Search the material for the word "trong" and copy each line that holds it.

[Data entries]
—————

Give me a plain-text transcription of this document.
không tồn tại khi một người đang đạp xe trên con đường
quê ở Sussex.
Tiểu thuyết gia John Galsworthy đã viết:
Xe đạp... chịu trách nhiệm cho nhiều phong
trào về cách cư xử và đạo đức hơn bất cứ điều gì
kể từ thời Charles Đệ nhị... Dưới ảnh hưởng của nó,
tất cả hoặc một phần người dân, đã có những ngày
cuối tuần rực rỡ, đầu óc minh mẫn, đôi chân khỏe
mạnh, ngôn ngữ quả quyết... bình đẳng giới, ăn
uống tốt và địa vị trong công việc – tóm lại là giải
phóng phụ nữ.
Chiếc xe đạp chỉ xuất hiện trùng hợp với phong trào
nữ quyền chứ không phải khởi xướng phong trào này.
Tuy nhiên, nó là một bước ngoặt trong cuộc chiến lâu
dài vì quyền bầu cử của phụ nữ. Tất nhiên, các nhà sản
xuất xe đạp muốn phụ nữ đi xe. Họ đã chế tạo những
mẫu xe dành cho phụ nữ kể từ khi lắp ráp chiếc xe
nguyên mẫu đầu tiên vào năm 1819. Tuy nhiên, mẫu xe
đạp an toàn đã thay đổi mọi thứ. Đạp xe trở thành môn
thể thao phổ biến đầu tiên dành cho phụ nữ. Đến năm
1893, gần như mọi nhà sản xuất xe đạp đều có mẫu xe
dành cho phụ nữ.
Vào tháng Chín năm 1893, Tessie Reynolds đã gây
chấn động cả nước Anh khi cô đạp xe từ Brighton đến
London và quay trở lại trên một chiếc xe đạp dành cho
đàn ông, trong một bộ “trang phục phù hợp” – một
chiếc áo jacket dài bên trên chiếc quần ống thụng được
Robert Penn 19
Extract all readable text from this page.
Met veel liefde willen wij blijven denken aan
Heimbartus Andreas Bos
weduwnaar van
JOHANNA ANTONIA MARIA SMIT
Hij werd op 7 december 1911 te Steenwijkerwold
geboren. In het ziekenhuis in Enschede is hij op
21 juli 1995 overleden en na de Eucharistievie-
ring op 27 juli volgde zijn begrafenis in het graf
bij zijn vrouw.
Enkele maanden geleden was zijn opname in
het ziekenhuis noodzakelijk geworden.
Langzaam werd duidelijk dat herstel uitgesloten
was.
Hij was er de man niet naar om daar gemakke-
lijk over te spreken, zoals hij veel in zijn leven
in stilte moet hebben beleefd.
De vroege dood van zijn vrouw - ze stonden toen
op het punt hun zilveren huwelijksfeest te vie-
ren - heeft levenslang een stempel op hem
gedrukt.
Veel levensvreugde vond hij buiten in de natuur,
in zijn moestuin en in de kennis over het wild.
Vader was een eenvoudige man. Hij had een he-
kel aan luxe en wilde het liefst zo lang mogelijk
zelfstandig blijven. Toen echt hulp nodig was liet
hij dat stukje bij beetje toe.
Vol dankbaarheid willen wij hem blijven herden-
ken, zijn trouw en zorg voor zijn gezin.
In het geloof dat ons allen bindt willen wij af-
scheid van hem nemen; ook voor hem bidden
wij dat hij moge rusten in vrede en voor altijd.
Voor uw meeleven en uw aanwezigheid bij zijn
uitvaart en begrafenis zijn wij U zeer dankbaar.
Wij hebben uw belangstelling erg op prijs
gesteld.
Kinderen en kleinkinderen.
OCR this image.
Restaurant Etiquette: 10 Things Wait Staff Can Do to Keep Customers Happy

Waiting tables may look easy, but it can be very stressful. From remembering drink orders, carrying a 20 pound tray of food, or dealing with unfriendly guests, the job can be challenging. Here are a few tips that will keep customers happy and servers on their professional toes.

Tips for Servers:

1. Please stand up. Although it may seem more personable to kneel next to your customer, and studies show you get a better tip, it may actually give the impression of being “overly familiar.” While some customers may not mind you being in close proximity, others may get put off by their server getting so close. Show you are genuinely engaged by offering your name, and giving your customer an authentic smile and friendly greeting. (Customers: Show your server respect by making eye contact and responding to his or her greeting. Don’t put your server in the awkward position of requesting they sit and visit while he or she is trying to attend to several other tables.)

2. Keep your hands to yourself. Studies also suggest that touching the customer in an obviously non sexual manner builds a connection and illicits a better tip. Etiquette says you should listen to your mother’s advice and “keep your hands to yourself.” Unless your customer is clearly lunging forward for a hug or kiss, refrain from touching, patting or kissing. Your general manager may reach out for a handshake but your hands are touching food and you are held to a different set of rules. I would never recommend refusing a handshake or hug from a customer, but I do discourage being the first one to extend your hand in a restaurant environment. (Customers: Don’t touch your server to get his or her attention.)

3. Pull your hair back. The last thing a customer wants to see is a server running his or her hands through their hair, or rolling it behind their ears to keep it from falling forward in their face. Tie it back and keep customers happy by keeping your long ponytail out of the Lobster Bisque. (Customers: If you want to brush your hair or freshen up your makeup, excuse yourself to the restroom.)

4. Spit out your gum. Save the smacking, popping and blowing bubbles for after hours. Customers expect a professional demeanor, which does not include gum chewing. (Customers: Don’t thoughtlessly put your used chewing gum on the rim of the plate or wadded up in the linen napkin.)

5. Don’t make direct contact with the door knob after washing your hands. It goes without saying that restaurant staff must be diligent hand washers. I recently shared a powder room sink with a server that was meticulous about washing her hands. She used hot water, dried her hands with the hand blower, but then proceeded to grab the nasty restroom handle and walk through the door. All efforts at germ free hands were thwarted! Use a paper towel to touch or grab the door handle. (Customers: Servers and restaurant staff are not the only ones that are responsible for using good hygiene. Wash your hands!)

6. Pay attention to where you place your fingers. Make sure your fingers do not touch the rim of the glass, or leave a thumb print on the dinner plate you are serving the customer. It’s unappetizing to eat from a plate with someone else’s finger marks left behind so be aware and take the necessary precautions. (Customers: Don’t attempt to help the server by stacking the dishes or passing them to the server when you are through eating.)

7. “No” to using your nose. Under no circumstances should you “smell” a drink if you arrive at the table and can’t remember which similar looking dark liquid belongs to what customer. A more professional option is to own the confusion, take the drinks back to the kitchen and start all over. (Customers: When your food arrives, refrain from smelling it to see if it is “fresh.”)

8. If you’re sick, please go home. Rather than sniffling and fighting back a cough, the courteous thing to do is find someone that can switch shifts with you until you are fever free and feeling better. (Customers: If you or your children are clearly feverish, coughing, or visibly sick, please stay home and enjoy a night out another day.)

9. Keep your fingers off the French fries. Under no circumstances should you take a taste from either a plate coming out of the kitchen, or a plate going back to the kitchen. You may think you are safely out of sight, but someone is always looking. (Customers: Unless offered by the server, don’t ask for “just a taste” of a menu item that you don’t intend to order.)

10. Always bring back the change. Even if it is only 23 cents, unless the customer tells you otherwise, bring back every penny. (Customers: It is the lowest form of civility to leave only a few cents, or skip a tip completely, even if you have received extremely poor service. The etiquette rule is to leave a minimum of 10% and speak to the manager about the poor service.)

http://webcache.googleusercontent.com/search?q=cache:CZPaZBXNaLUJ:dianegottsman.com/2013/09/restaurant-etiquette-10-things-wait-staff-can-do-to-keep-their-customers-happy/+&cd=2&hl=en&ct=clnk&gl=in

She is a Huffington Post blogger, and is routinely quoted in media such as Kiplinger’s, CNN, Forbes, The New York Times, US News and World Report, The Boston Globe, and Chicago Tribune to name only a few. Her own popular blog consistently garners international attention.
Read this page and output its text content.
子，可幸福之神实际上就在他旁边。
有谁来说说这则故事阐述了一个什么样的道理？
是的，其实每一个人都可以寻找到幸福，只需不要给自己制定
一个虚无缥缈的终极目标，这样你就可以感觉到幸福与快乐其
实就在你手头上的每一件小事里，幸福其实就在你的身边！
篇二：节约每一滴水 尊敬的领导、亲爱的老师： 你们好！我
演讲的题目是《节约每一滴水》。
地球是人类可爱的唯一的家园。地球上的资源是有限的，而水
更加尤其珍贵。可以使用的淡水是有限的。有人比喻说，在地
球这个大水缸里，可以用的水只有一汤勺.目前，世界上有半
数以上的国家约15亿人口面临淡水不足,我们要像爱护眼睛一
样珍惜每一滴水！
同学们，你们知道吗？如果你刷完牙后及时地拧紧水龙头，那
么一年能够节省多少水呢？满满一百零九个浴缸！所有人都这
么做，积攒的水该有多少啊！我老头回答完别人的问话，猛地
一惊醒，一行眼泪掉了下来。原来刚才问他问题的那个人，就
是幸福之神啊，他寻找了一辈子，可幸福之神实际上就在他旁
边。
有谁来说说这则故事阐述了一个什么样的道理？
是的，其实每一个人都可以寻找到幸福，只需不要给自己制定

—————

- Response to the task -
uống tốt và địa vị trong công việc – tóm lại là giải
Tuy nhiên, nó là một bước ngoặt trong cuộc chiến lâu
đàn ông, trong một bộ “trang phục phù hợp” – một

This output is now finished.